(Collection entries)
## start
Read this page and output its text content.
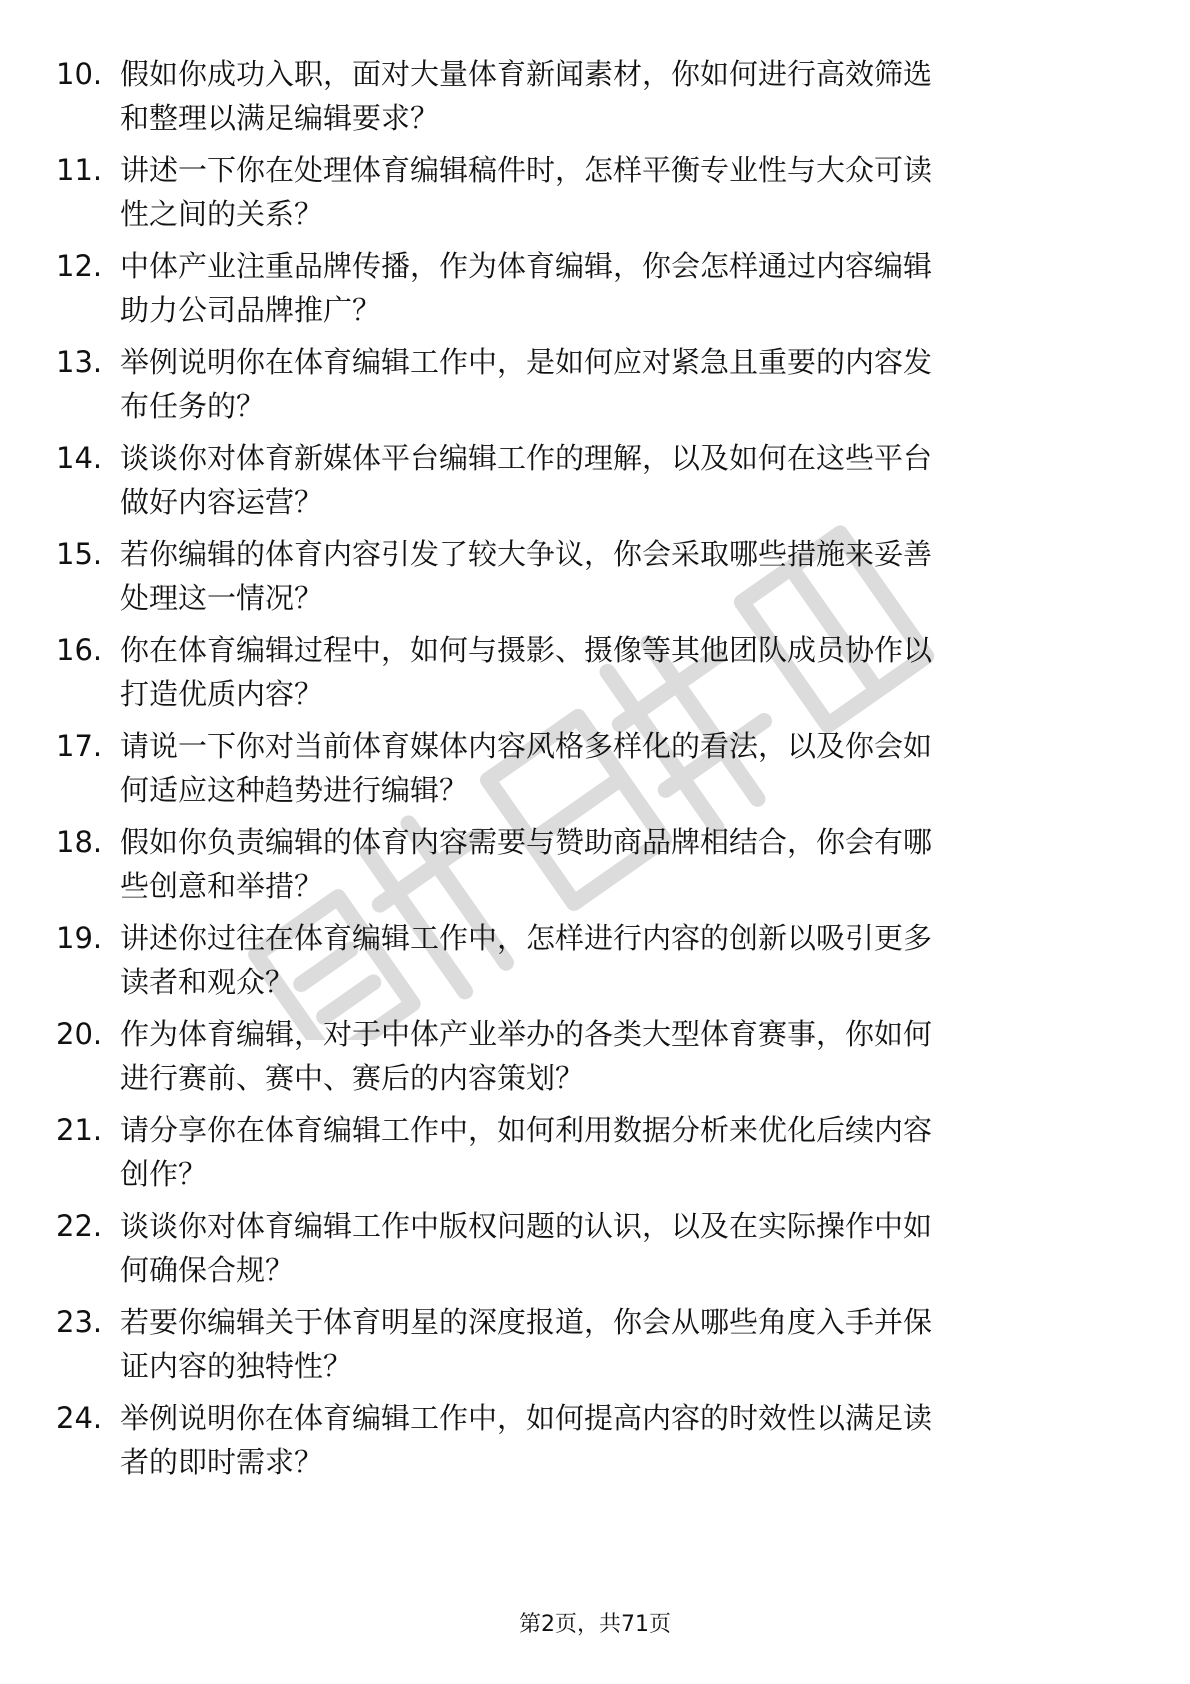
10. 假如你成功入职，面对大量体育新闻素材，你如何进行高效筛选
和整理以满足编辑要求？
11. 讲述一下你在处理体育编辑稿件时，怎样平衡专业性与大众可读
性之间的关系？
12. 中体产业注重品牌传播，作为体育编辑，你会怎样通过内容编辑
助力公司品牌推广？
13. 举例说明你在体育编辑工作中，是如何应对紧急且重要的内容发
布任务的？
14. 谈谈你对体育新媒体平台编辑工作的理解，以及如何在这些平台
做好内容运营？
15. 若你编辑的体育内容引发了较大争议，你会采取哪些措施来妥善
处理这一情况？
16. 你在体育编辑过程中，如何与摄影、摄像等其他团队成员协作以
打造优质内容？
17. 请说一下你对当前体育媒体内容风格多样化的看法，以及你会如
何适应这种趋势进行编辑？
18. 假如你负责编辑的体育内容需要与赞助商品牌相结合，你会有哪
些创意和举措？
19. 讲述你过往在体育编辑工作中，怎样进行内容的创新以吸引更多
读者和观众？
20. 作为体育编辑，对于中体产业举办的各类大型体育赛事，你如何
进行赛前、赛中、赛后的内容策划？
21. 请分享你在体育编辑工作中，如何利用数据分析来优化后续内容
创作？
22. 谈谈你对体育编辑工作中版权问题的认识，以及在实际操作中如
何确保合规？
23. 若要你编辑关于体育明星的深度报道，你会从哪些角度入手并保
证内容的独特性？
24. 举例说明你在体育编辑工作中，如何提高内容的时效性以满足读
者的即时需求？
第2页，共71页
## end
* [Your objective]:
Reproduce every record above exactly, but leave out the pictures.

* [Solution to this exercise]:
Read this page and output its text content.
10. 假如你成功入职，面对大量体育新闻素材，你如何进行高效筛选
和整理以满足编辑要求？
11. 讲述一下你在处理体育编辑稿件时，怎样平衡专业性与大众可读
性之间的关系？
12. 中体产业注重品牌传播，作为体育编辑，你会怎样通过内容编辑
助力公司品牌推广？
13. 举例说明你在体育编辑工作中，是如何应对紧急且重要的内容发
布任务的？
14. 谈谈你对体育新媒体平台编辑工作的理解，以及如何在这些平台
做好内容运营？
15. 若你编辑的体育内容引发了较大争议，你会采取哪些措施来妥善
处理这一情况？
16. 你在体育编辑过程中，如何与摄影、摄像等其他团队成员协作以
打造优质内容？
17. 请说一下你对当前体育媒体内容风格多样化的看法，以及你会如
何适应这种趋势进行编辑？
18. 假如你负责编辑的体育内容需要与赞助商品牌相结合，你会有哪
些创意和举措？
19. 讲述你过往在体育编辑工作中，怎样进行内容的创新以吸引更多
读者和观众？
20. 作为体育编辑，对于中体产业举办的各类大型体育赛事，你如何
进行赛前、赛中、赛后的内容策划？
21. 请分享你在体育编辑工作中，如何利用数据分析来优化后续内容
创作？
22. 谈谈你对体育编辑工作中版权问题的认识，以及在实际操作中如
何确保合规？
23. 若要你编辑关于体育明星的深度报道，你会从哪些角度入手并保
证内容的独特性？
24. 举例说明你在体育编辑工作中，如何提高内容的时效性以满足读
者的即时需求？
第2页，共71页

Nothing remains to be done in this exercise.